**Exercise details**: Write out the full set of records exactly. Any pictures in them do not belong in the copy.

**Dataset rows**:
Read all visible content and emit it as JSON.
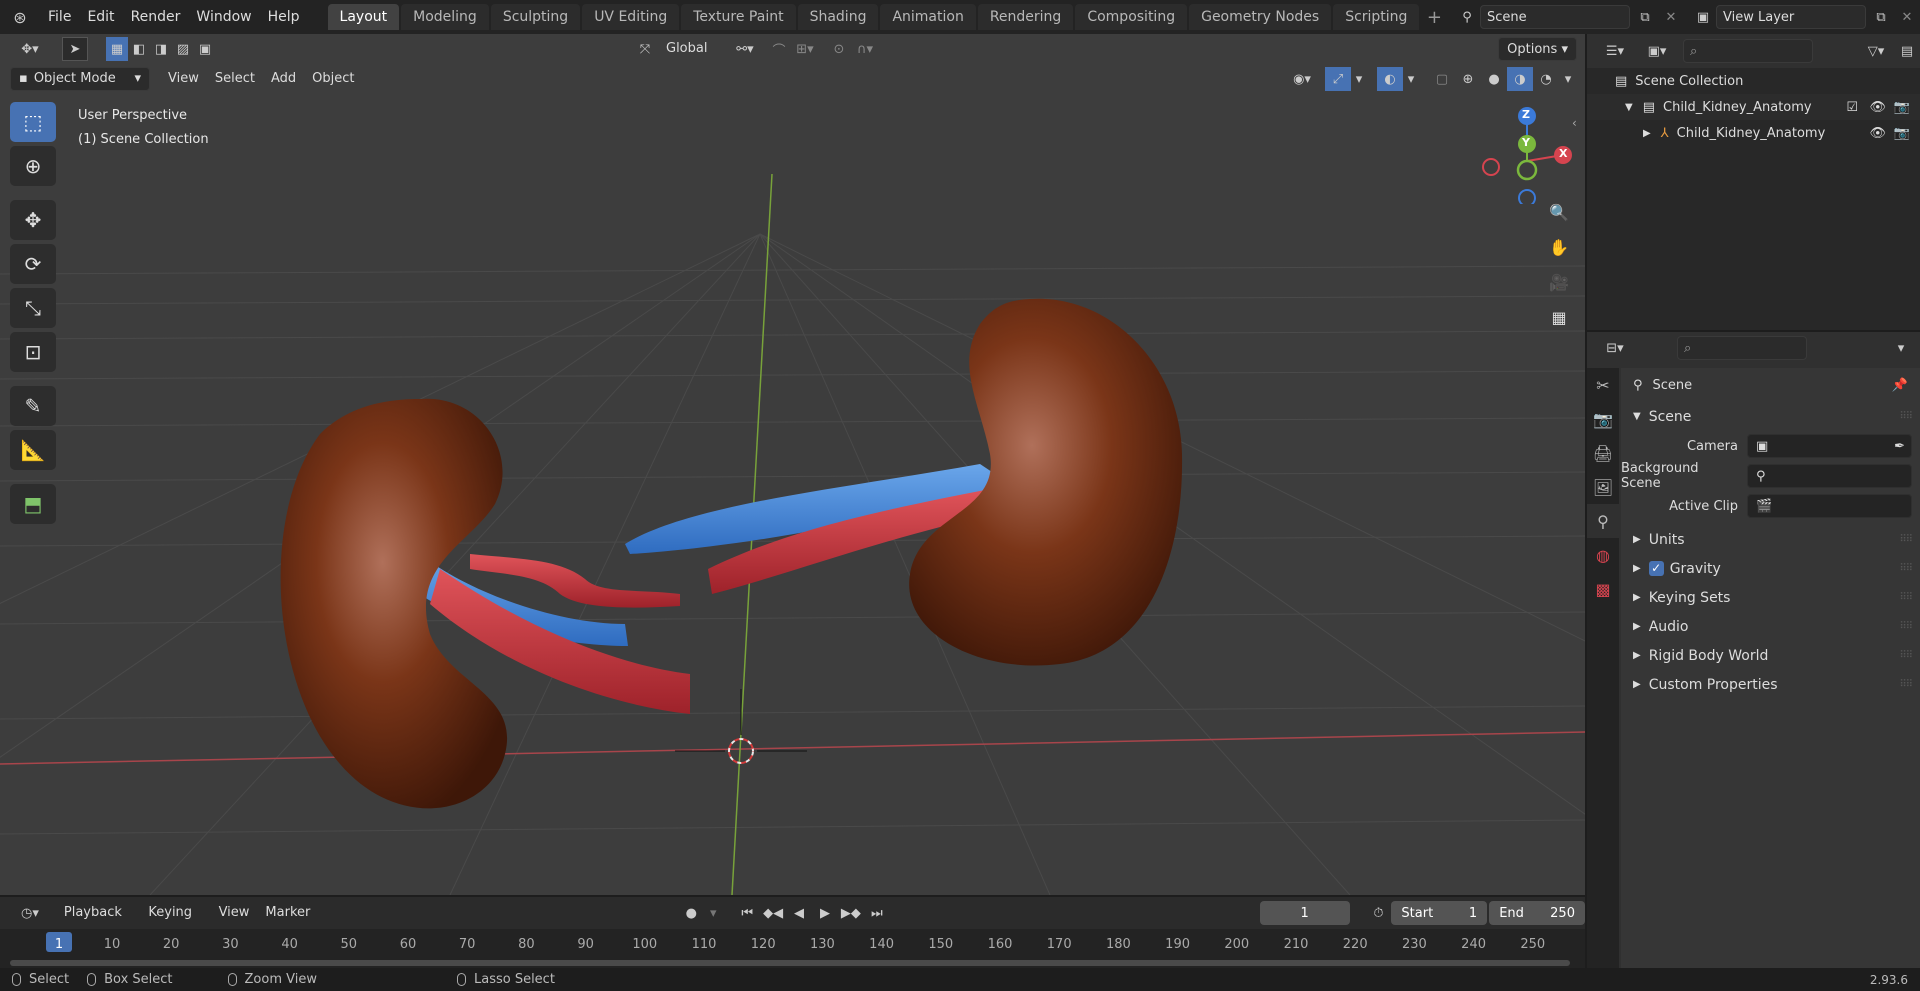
{
  "topbar": {
    "menu": [
      "File",
      "Edit",
      "Render",
      "Window",
      "Help"
    ],
    "workspaces": [
      "Layout",
      "Modeling",
      "Sculpting",
      "UV Editing",
      "Texture Paint",
      "Shading",
      "Animation",
      "Rendering",
      "Compositing",
      "Geometry Nodes",
      "Scripting"
    ],
    "active_workspace": "Layout",
    "add_tab": "+",
    "scene": "Scene",
    "view_layer": "View Layer"
  },
  "viewport": {
    "transform_orientation": "Global",
    "options_label": "Options",
    "mode": "Object Mode",
    "menus": [
      "View",
      "Select",
      "Add",
      "Object"
    ],
    "perspective_label": "User Perspective",
    "collection_label": "(1) Scene Collection",
    "gizmo": {
      "z": "Z",
      "y": "Y",
      "x": "X"
    },
    "colors": {
      "x_axis": "#d5444f",
      "y_axis": "#7bb83d",
      "z_axis": "#3b7ad9",
      "background": "#3d3d3d",
      "kidney": "#7a3518",
      "vein": "#4a8ad6",
      "artery": "#c8363b"
    }
  },
  "outliner": {
    "root": "Scene Collection",
    "items": [
      {
        "label": "Child_Kidney_Anatomy",
        "kind": "collection"
      },
      {
        "label": "Child_Kidney_Anatomy",
        "kind": "object"
      }
    ]
  },
  "properties": {
    "context_title": "Scene",
    "section_title": "Scene",
    "fields": [
      {
        "label": "Camera",
        "value": ""
      },
      {
        "label": "Background Scene",
        "value": ""
      },
      {
        "label": "Active Clip",
        "value": ""
      }
    ],
    "panels": [
      "Units",
      "Gravity",
      "Keying Sets",
      "Audio",
      "Rigid Body World",
      "Custom Properties"
    ],
    "gravity_checked": true
  },
  "timeline": {
    "menus": [
      "Playback",
      "Keying",
      "View",
      "Marker"
    ],
    "current_frame": "1",
    "start_label": "Start",
    "start_value": "1",
    "end_label": "End",
    "end_value": "250",
    "ticks": [
      "1",
      "10",
      "20",
      "30",
      "40",
      "50",
      "60",
      "70",
      "80",
      "90",
      "100",
      "110",
      "120",
      "130",
      "140",
      "150",
      "160",
      "170",
      "180",
      "190",
      "200",
      "210",
      "220",
      "230",
      "240",
      "250"
    ]
  },
  "statusbar": {
    "select": "Select",
    "box_select": "Box Select",
    "zoom_view": "Zoom View",
    "lasso_select": "Lasso Select",
    "version": "2.93.6"
  }
}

**Written response**:
Read all visible content and emit it as JSON.
{
  "topbar": {
    "menu": [
      "File",
      "Edit",
      "Render",
      "Window",
      "Help"
    ],
    "workspaces": [
      "Layout",
      "Modeling",
      "Sculpting",
      "UV Editing",
      "Texture Paint",
      "Shading",
      "Animation",
      "Rendering",
      "Compositing",
      "Geometry Nodes",
      "Scripting"
    ],
    "active_workspace": "Layout",
    "add_tab": "+",
    "scene": "Scene",
    "view_layer": "View Layer"
  },
  "viewport": {
    "transform_orientation": "Global",
    "options_label": "Options",
    "mode": "Object Mode",
    "menus": [
      "View",
      "Select",
      "Add",
      "Object"
    ],
    "perspective_label": "User Perspective",
    "collection_label": "(1) Scene Collection",
    "gizmo": {
      "z": "Z",
      "y": "Y",
      "x": "X"
    },
    "colors": {
      "x_axis": "#d5444f",
      "y_axis": "#7bb83d",
      "z_axis": "#3b7ad9",
      "background": "#3d3d3d",
      "kidney": "#7a3518",
      "vein": "#4a8ad6",
      "artery": "#c8363b"
    }
  },
  "outliner": {
    "root": "Scene Collection",
    "items": [
      {
        "label": "Child_Kidney_Anatomy",
        "kind": "collection"
      },
      {
        "label": "Child_Kidney_Anatomy",
        "kind": "object"
      }
    ]
  },
  "properties": {
    "context_title": "Scene",
    "section_title": "Scene",
    "fields": [
      {
        "label": "Camera",
        "value": ""
      },
      {
        "label": "Background Scene",
        "value": ""
      },
      {
        "label": "Active Clip",
        "value": ""
      }
    ],
    "panels": [
      "Units",
      "Gravity",
      "Keying Sets",
      "Audio",
      "Rigid Body World",
      "Custom Properties"
    ],
    "gravity_checked": true
  },
  "timeline": {
    "menus": [
      "Playback",
      "Keying",
      "View",
      "Marker"
    ],
    "current_frame": "1",
    "start_label": "Start",
    "start_value": "1",
    "end_label": "End",
    "end_value": "250",
    "ticks": [
      "1",
      "10",
      "20",
      "30",
      "40",
      "50",
      "60",
      "70",
      "80",
      "90",
      "100",
      "110",
      "120",
      "130",
      "140",
      "150",
      "160",
      "170",
      "180",
      "190",
      "200",
      "210",
      "220",
      "230",
      "240",
      "250"
    ]
  },
  "statusbar": {
    "select": "Select",
    "box_select": "Box Select",
    "zoom_view": "Zoom View",
    "lasso_select": "Lasso Select",
    "version": "2.93.6"
  }
}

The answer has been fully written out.